§ The request:
Skip the pictures and quote all of the lines exactly.

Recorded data
§

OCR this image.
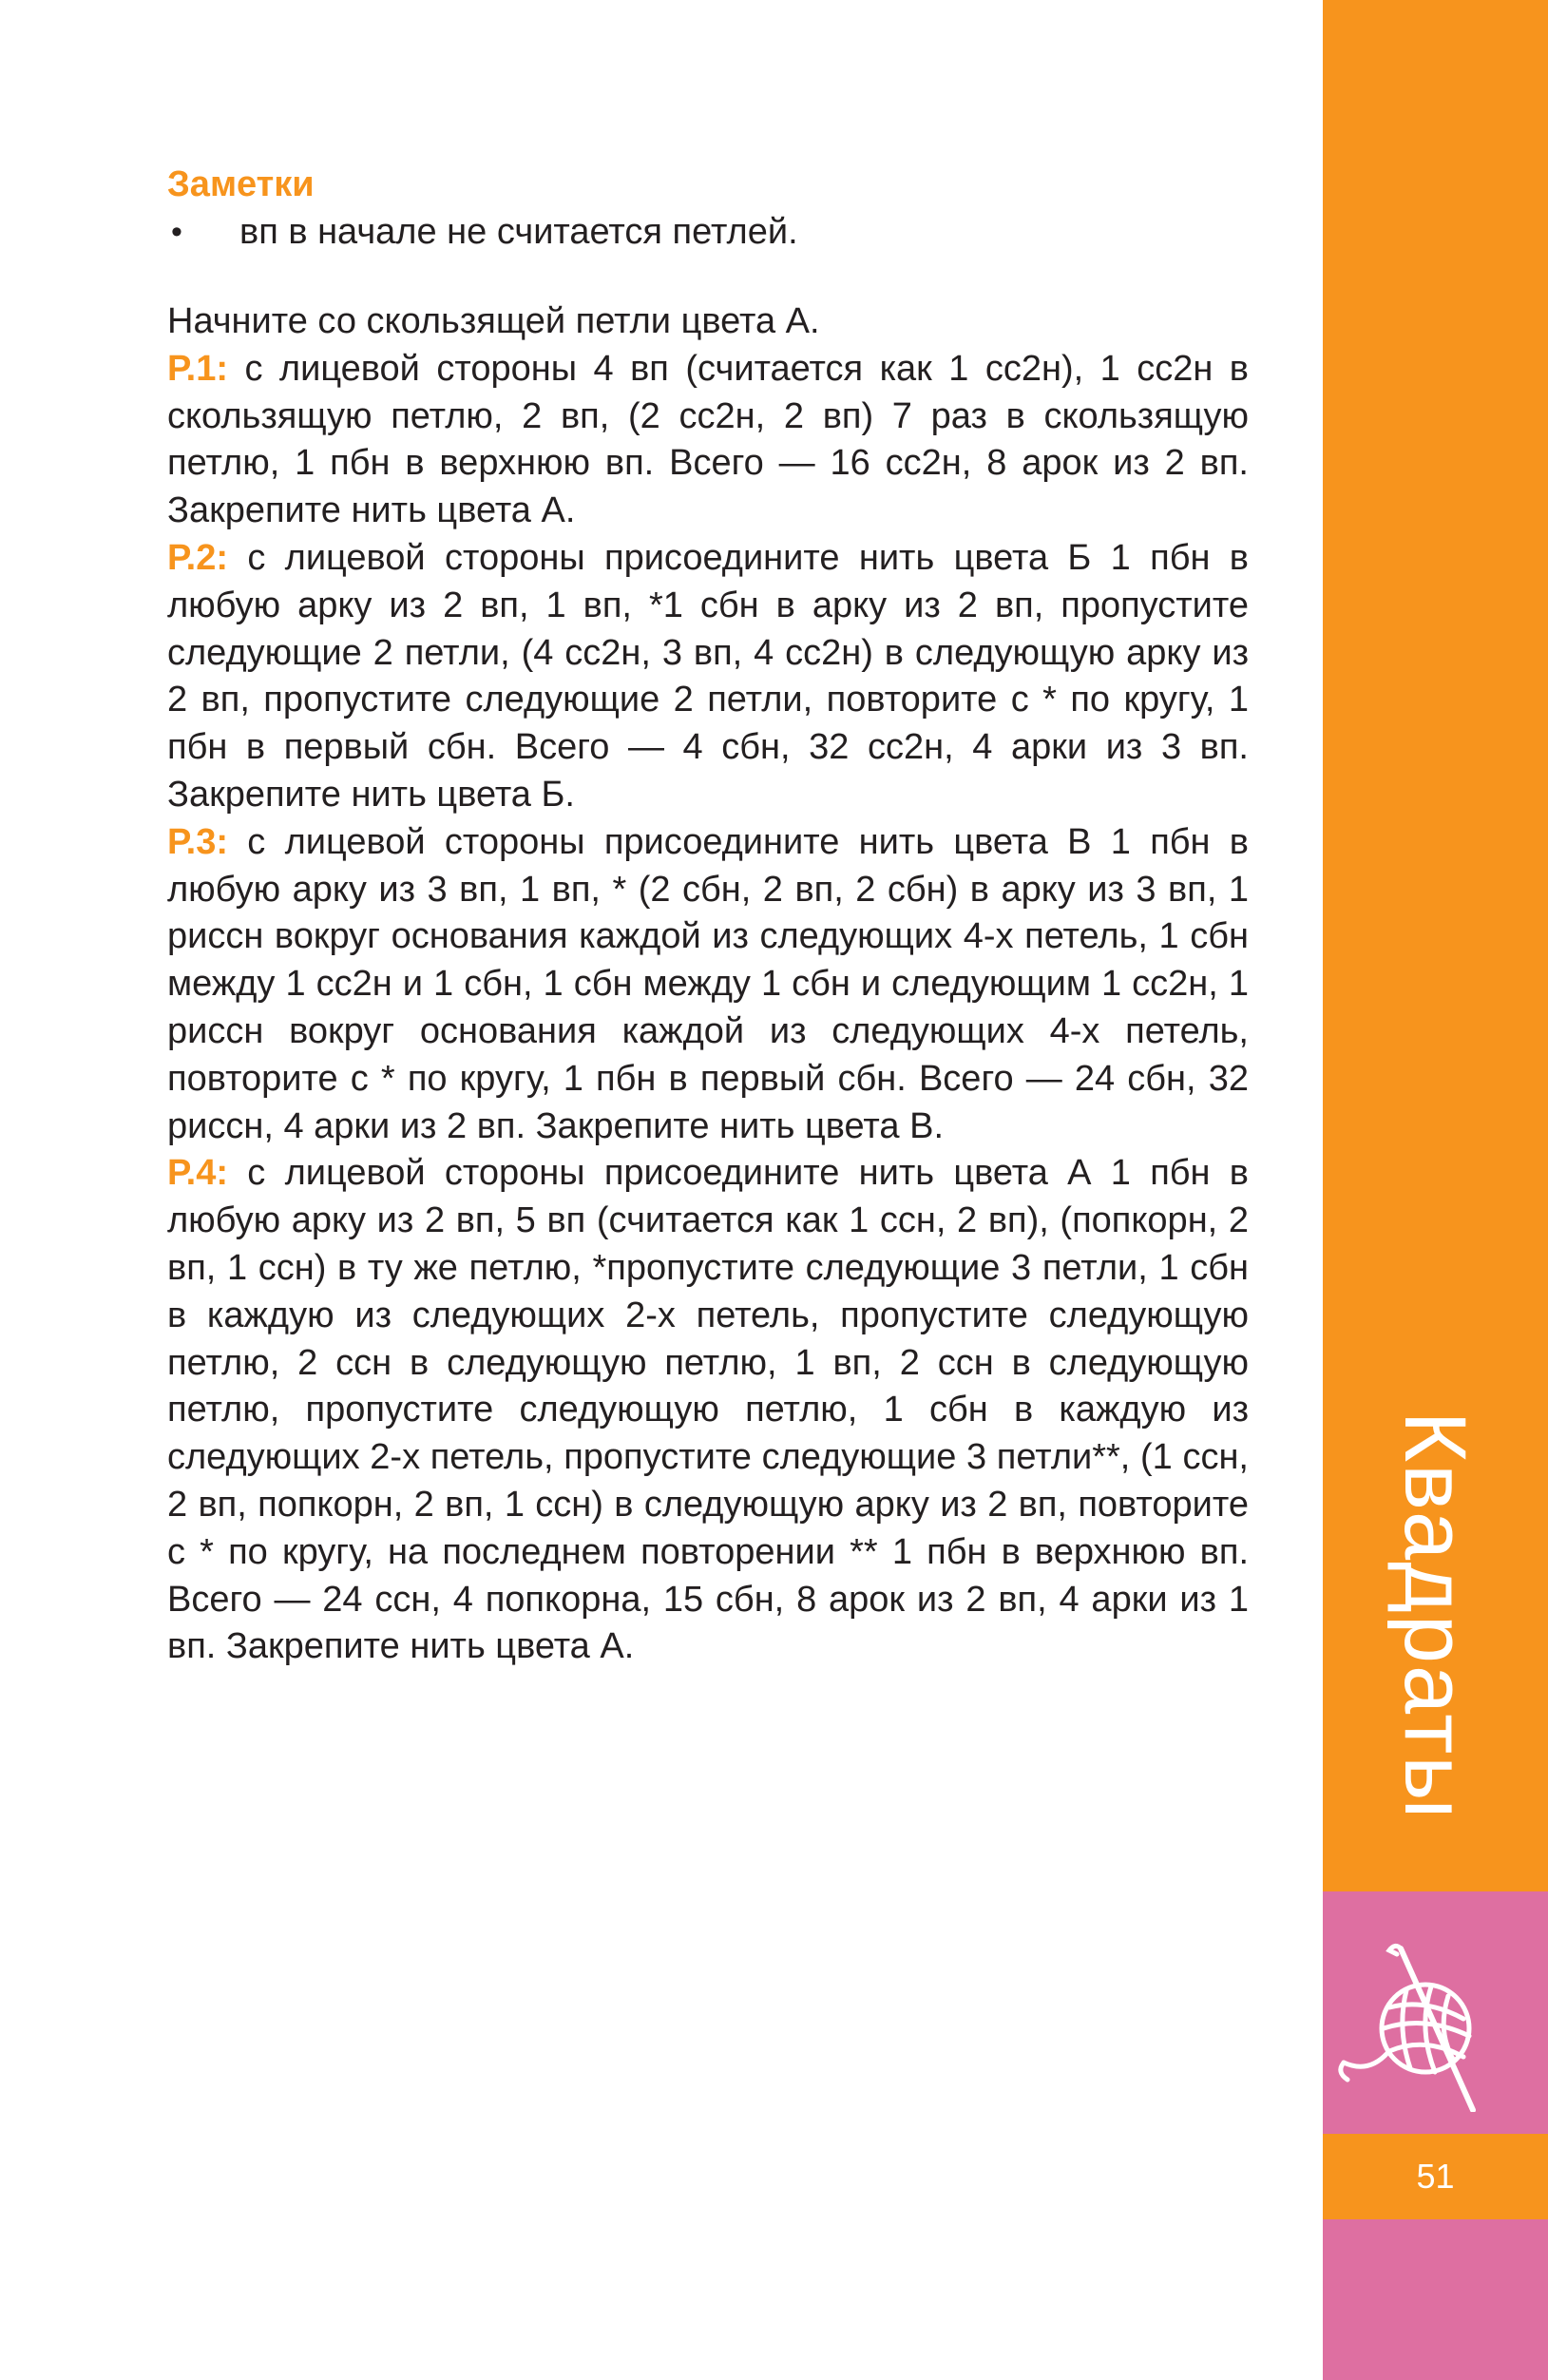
Заметки

• вп в начале не считается петлей.

Начните со скользящей петли цвета А.

Р.1: с лицевой стороны 4 вп (считается как 1 сс2н), 1 сс2н в скользящую петлю, 2 вп, (2 сс2н, 2 вп) 7 раз в скользящую петлю, 1 пбн в верхнюю вп. Всего — 16 сс2н, 8 арок из 2 вп. Закрепите нить цвета А.

Р.2: с лицевой стороны присоедините нить цвета Б 1 пбн в любую арку из 2 вп, 1 вп, *1 сбн в арку из 2 вп, пропустите следующие 2 петли, (4 сс2н, 3 вп, 4 сс2н) в следующую арку из 2 вп, пропустите следующие 2 петли, повторите с * по кругу, 1 пбн в первый сбн. Всего — 4 сбн, 32 сс2н, 4 арки из 3 вп. Закрепите нить цвета Б.

Р.3: с лицевой стороны присоедините нить цвета В 1 пбн в любую арку из 3 вп, 1 вп, * (2 сбн, 2 вп, 2 сбн) в арку из 3 вп, 1 риссн вокруг основания каждой из следующих 4-х петель, 1 сбн между 1 сс2н и 1 сбн, 1 сбн между 1 сбн и следующим 1 сс2н, 1 риссн вокруг основания каждой из следующих 4-х петель, повторите с * по кругу, 1 пбн в первый сбн. Всего — 24 сбн, 32 риссн, 4 арки из 2 вп. Закрепите нить цвета В.

Р.4: с лицевой стороны присоедините нить цвета А 1 пбн в любую арку из 2 вп, 5 вп (считается как 1 ссн, 2 вп), (попкорн, 2 вп, 1 ссн) в ту же петлю, *пропустите следующие 3 петли, 1 сбн в каждую из следующих 2-х петель, пропустите следующую петлю, 2 ссн в следующую петлю, 1 вп, 2 ссн в следующую петлю, пропустите следующую петлю, 1 сбн в каждую из следующих 2-х петель, пропустите следующие 3 петли**, (1 ссн, 2 вп, попкорн, 2 вп, 1 ссн) в следующую арку из 2 вп, повторите с * по кругу, на последнем повторении ** 1 пбн в верхнюю вп. Всего — 24 ссн, 4 попкорна, 15 сбн, 8 арок из 2 вп, 4 арки из 1 вп. Закрепите нить цвета А.	Квадраты
51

§

§ Exercise result:
OCR this image.
Заметки

• вп в начале не считается петлей.

Начните со скользящей петли цвета А.

Р.1: с лицевой стороны 4 вп (считается как 1 сс2н), 1 сс2н в скользящую петлю, 2 вп, (2 сс2н, 2 вп) 7 раз в скользящую петлю, 1 пбн в верхнюю вп. Всего — 16 сс2н, 8 арок из 2 вп. Закрепите нить цвета А.

Р.2: с лицевой стороны присоедините нить цвета Б 1 пбн в любую арку из 2 вп, 1 вп, *1 сбн в арку из 2 вп, пропустите следующие 2 петли, (4 сс2н, 3 вп, 4 сс2н) в следующую арку из 2 вп, пропустите следующие 2 петли, повторите с * по кругу, 1 пбн в первый сбн. Всего — 4 сбн, 32 сс2н, 4 арки из 3 вп. Закрепите нить цвета Б.

Р.3: с лицевой стороны присоедините нить цвета В 1 пбн в любую арку из 3 вп, 1 вп, * (2 сбн, 2 вп, 2 сбн) в арку из 3 вп, 1 риссн вокруг основания каждой из следующих 4-х петель, 1 сбн между 1 сс2н и 1 сбн, 1 сбн между 1 сбн и следующим 1 сс2н, 1 риссн вокруг основания каждой из следующих 4-х петель, повторите с * по кругу, 1 пбн в первый сбн. Всего — 24 сбн, 32 риссн, 4 арки из 2 вп. Закрепите нить цвета В.

Р.4: с лицевой стороны присоедините нить цвета А 1 пбн в любую арку из 2 вп, 5 вп (считается как 1 ссн, 2 вп), (попкорн, 2 вп, 1 ссн) в ту же петлю, *пропустите следующие 3 петли, 1 сбн в каждую из следующих 2-х петель, пропустите следующую петлю, 2 ссн в следующую петлю, 1 вп, 2 ссн в следующую петлю, пропустите следующую петлю, 1 сбн в каждую из следующих 2-х петель, пропустите следующие 3 петли**, (1 ссн, 2 вп, попкорн, 2 вп, 1 ссн) в следующую арку из 2 вп, повторите с * по кругу, на последнем повторении ** 1 пбн в верхнюю вп. Всего — 24 ссн, 4 попкорна, 15 сбн, 8 арок из 2 вп, 4 арки из 1 вп. Закрепите нить цвета А.	Квадраты
51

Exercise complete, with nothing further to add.